## YOUR TASK:
Word for word, repeat all of the entries.
---- RECORDS TO PROCESS
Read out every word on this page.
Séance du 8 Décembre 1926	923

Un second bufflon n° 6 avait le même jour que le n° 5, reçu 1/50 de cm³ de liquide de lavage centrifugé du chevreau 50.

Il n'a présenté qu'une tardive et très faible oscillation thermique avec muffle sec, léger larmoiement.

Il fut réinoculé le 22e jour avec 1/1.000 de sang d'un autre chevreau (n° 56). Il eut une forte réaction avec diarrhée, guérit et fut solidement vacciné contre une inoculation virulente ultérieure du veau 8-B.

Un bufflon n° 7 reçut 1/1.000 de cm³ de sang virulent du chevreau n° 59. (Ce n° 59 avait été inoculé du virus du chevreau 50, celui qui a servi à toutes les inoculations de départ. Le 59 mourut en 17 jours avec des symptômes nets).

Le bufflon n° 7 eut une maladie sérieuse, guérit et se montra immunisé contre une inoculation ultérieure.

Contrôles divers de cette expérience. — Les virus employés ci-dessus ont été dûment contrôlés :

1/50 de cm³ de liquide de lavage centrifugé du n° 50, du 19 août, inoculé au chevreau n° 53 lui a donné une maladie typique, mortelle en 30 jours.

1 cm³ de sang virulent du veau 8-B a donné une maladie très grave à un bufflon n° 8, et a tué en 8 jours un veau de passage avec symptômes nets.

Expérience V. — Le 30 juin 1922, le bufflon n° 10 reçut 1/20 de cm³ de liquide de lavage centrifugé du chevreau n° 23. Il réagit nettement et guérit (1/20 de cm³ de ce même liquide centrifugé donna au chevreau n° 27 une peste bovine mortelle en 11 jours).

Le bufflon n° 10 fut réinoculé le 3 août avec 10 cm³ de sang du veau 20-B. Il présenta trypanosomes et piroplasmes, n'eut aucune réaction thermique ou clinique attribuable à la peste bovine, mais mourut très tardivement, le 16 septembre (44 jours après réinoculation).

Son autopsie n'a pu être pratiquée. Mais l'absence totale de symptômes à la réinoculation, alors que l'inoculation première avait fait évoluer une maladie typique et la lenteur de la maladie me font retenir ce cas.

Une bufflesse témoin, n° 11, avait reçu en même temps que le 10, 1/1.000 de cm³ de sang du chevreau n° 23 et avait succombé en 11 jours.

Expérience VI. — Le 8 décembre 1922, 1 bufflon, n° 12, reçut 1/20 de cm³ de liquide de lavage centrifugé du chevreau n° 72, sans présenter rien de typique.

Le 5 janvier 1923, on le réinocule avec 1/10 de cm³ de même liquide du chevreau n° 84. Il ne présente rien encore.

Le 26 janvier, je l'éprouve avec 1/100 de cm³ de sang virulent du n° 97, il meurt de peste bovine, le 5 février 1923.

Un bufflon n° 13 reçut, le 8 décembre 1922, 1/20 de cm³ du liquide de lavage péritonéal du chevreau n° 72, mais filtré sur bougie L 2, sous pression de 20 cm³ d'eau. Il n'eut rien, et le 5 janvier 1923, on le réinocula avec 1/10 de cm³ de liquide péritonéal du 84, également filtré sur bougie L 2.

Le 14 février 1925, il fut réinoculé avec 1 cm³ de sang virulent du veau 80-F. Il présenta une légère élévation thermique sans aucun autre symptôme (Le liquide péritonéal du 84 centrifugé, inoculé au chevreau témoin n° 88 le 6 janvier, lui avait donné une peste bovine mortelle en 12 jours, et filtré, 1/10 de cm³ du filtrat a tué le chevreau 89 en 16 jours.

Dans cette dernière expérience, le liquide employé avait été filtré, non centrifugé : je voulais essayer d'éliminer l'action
--------
## EXERCISE RESPONSE:
Read out every word on this page.
Séance du 8 Décembre 1926	923

Un second bufflon n° 6 avait le même jour que le n° 5, reçu 1/50 de cm³ de liquide de lavage centrifugé du chevreau 50.

Il n'a présenté qu'une tardive et très faible oscillation thermique avec muffle sec, léger larmoiement.

Il fut réinoculé le 22e jour avec 1/1.000 de sang d'un autre chevreau (n° 56). Il eut une forte réaction avec diarrhée, guérit et fut solidement vacciné contre une inoculation virulente ultérieure du veau 8-B.

Un bufflon n° 7 reçut 1/1.000 de cm³ de sang virulent du chevreau n° 59. (Ce n° 59 avait été inoculé du virus du chevreau 50, celui qui a servi à toutes les inoculations de départ. Le 59 mourut en 17 jours avec des symptômes nets).

Le bufflon n° 7 eut une maladie sérieuse, guérit et se montra immunisé contre une inoculation ultérieure.

Contrôles divers de cette expérience. — Les virus employés ci-dessus ont été dûment contrôlés :

1/50 de cm³ de liquide de lavage centrifugé du n° 50, du 19 août, inoculé au chevreau n° 53 lui a donné une maladie typique, mortelle en 30 jours.

1 cm³ de sang virulent du veau 8-B a donné une maladie très grave à un bufflon n° 8, et a tué en 8 jours un veau de passage avec symptômes nets.

Expérience V. — Le 30 juin 1922, le bufflon n° 10 reçut 1/20 de cm³ de liquide de lavage centrifugé du chevreau n° 23. Il réagit nettement et guérit (1/20 de cm³ de ce même liquide centrifugé donna au chevreau n° 27 une peste bovine mortelle en 11 jours).

Le bufflon n° 10 fut réinoculé le 3 août avec 10 cm³ de sang du veau 20-B. Il présenta trypanosomes et piroplasmes, n'eut aucune réaction thermique ou clinique attribuable à la peste bovine, mais mourut très tardivement, le 16 septembre (44 jours après réinoculation).

Son autopsie n'a pu être pratiquée. Mais l'absence totale de symptômes à la réinoculation, alors que l'inoculation première avait fait évoluer une maladie typique et la lenteur de la maladie me font retenir ce cas.

Une bufflesse témoin, n° 11, avait reçu en même temps que le 10, 1/1.000 de cm³ de sang du chevreau n° 23 et avait succombé en 11 jours.

Expérience VI. — Le 8 décembre 1922, 1 bufflon, n° 12, reçut 1/20 de cm³ de liquide de lavage centrifugé du chevreau n° 72, sans présenter rien de typique.

Le 5 janvier 1923, on le réinocule avec 1/10 de cm³ de même liquide du chevreau n° 84. Il ne présente rien encore.

Le 26 janvier, je l'éprouve avec 1/100 de cm³ de sang virulent du n° 97, il meurt de peste bovine, le 5 février 1923.

Un bufflon n° 13 reçut, le 8 décembre 1922, 1/20 de cm³ du liquide de lavage péritonéal du chevreau n° 72, mais filtré sur bougie L 2, sous pression de 20 cm³ d'eau. Il n'eut rien, et le 5 janvier 1923, on le réinocula avec 1/10 de cm³ de liquide péritonéal du 84, également filtré sur bougie L 2.

Le 14 février 1925, il fut réinoculé avec 1 cm³ de sang virulent du veau 80-F. Il présenta une légère élévation thermique sans aucun autre symptôme (Le liquide péritonéal du 84 centrifugé, inoculé au chevreau témoin n° 88 le 6 janvier, lui avait donné une peste bovine mortelle en 12 jours, et filtré, 1/10 de cm³ du filtrat a tué le chevreau 89 en 16 jours.

Dans cette dernière expérience, le liquide employé avait été filtré, non centrifugé : je voulais essayer d'éliminer l'action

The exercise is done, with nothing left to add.